STATED EXERCISE:
Omit the pictures and output every entry below exactly as written.
-=-=-=-=-
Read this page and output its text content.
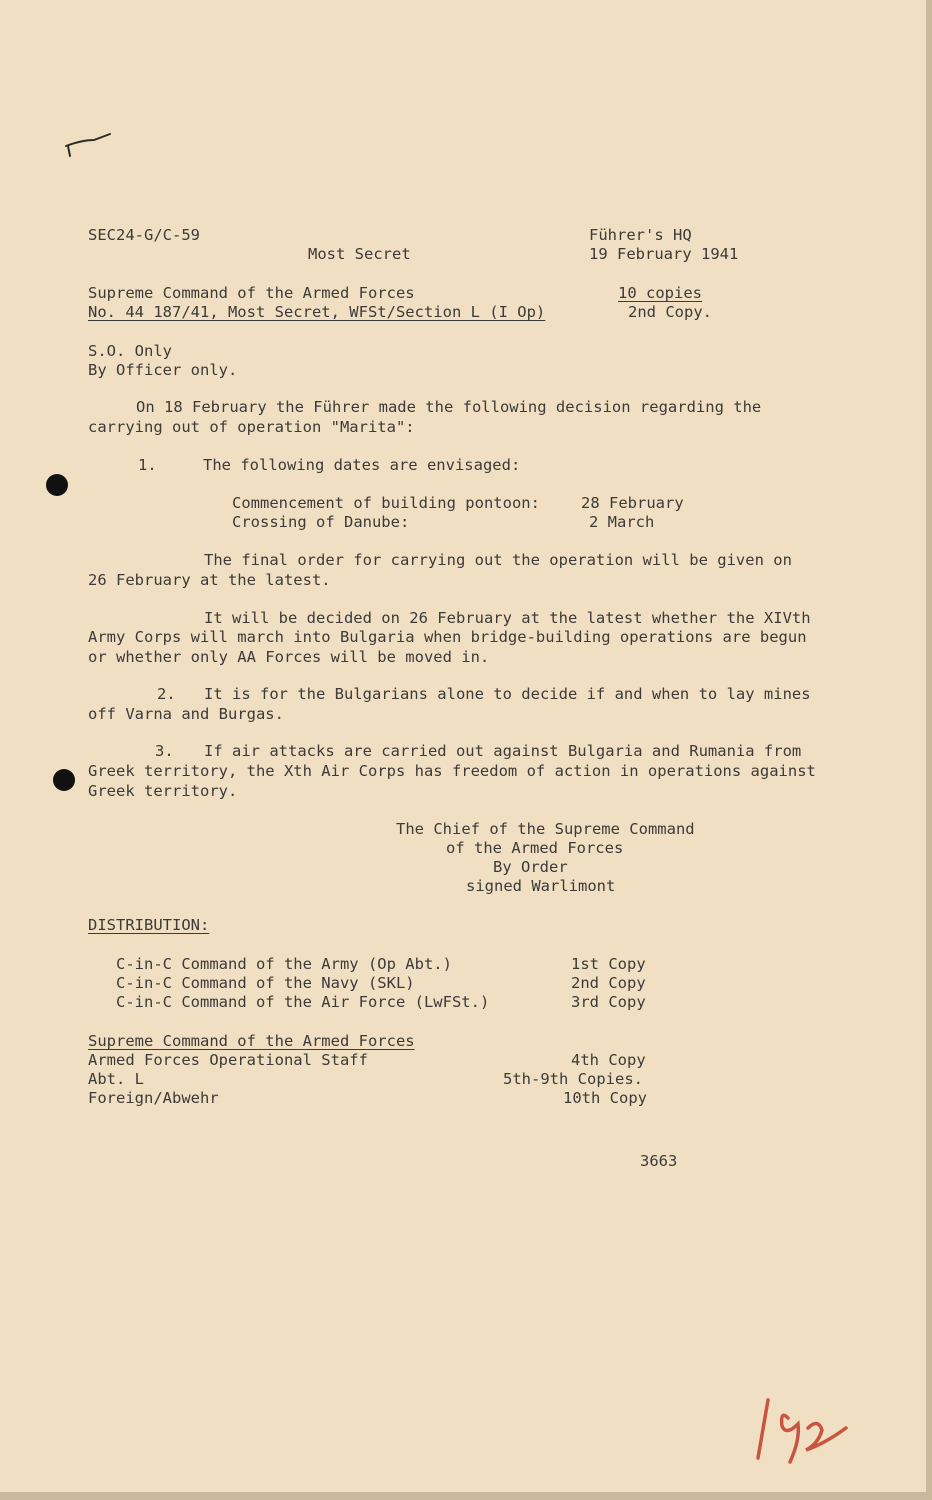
SEC24-G/C-59
Most Secret
Führer's HQ
19 February 1941
Supreme Command of the Armed Forces
No. 44 187/41, Most Secret, WFSt/Section L (I Op)
10 copies
2nd Copy.
S.O. Only
By Officer only.
On 18 February the Führer made the following decision regarding the
carrying out of operation "Marita":
1.	The following dates are envisaged:
Commencement of building pontoon:	28 February
Crossing of Danube:	2 March
The final order for carrying out the operation will be given on
26 February at the latest.
It will be decided on 26 February at the latest whether the XIVth
Army Corps will march into Bulgaria when bridge-building operations are begun
or whether only AA Forces will be moved in.
2. It is for the Bulgarians alone to decide if and when to lay mines
off Varna and Burgas.
3. If air attacks are carried out against Bulgaria and Rumania from
Greek territory, the Xth Air Corps has freedom of action in operations against
Greek territory.
The Chief of the Supreme Command
of the Armed Forces
By Order
signed Warlimont
DISTRIBUTION:
C-in-C Command of the Army (Op Abt.)	1st Copy
C-in-C Command of the Navy (SKL)	2nd Copy
C-in-C Command of the Air Force (LwFSt.)	3rd Copy
Supreme Command of the Armed Forces
Armed Forces Operational Staff	4th Copy
Abt. L	5th-9th Copies.
Foreign/Abwehr	10th Copy
3663
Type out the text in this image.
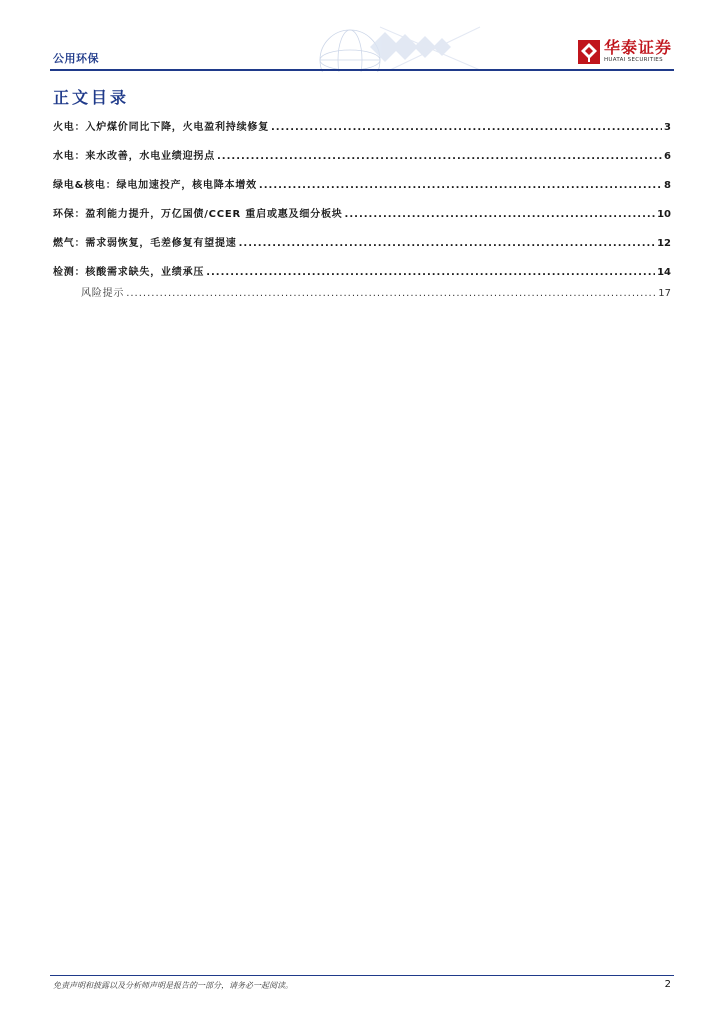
公用环保
华泰证券
HUATAI SECURITIES
正文目录
火电：入炉煤价同比下降，火电盈利持续修复 .....	3
水电：来水改善，水电业绩迎拐点 .....	6
绿电&核电：绿电加速投产，核电降本增效 .....	8
环保：盈利能力提升，万亿国债/CCER 重启或惠及细分板块 .....	10
燃气：需求弱恢复，毛差修复有望提速 .....	12
检测：核酸需求缺失，业绩承压 .....	14
风险提示 .....	17
免责声明和披露以及分析师声明是报告的一部分，请务必一起阅读。	2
-=-=-=-=-
ANSWER TO THIS EXERCISE:
Read this page and output its text content.
SEC24-G/C-59
Most Secret
Führer's HQ
19 February 1941
Supreme Command of the Armed Forces
No. 44 187/41, Most Secret, WFSt/Section L (I Op)
10 copies
2nd Copy.
S.O. Only
By Officer only.
On 18 February the Führer made the following decision regarding the
carrying out of operation "Marita":
1.	The following dates are envisaged:
Commencement of building pontoon:	28 February
Crossing of Danube:	2 March
The final order for carrying out the operation will be given on
26 February at the latest.
It will be decided on 26 February at the latest whether the XIVth
Army Corps will march into Bulgaria when bridge-building operations are begun
or whether only AA Forces will be moved in.
2. It is for the Bulgarians alone to decide if and when to lay mines
off Varna and Burgas.
3. If air attacks are carried out against Bulgaria and Rumania from
Greek territory, the Xth Air Corps has freedom of action in operations against
Greek territory.
The Chief of the Supreme Command
of the Armed Forces
By Order
signed Warlimont
DISTRIBUTION:
C-in-C Command of the Army (Op Abt.)	1st Copy
C-in-C Command of the Navy (SKL)	2nd Copy
C-in-C Command of the Air Force (LwFSt.)	3rd Copy
Supreme Command of the Armed Forces
Armed Forces Operational Staff	4th Copy
Abt. L	5th-9th Copies.
Foreign/Abwehr	10th Copy
3663
Type out the text in this image.
公用环保
华泰证券
HUATAI SECURITIES
正文目录
火电：入炉煤价同比下降，火电盈利持续修复 .....	3
水电：来水改善，水电业绩迎拐点 .....	6
绿电&核电：绿电加速投产，核电降本增效 .....	8
环保：盈利能力提升，万亿国债/CCER 重启或惠及细分板块 .....	10
燃气：需求弱恢复，毛差修复有望提速 .....	12
检测：核酸需求缺失，业绩承压 .....	14
风险提示 .....	17
免责声明和披露以及分析师声明是报告的一部分，请务必一起阅读。	2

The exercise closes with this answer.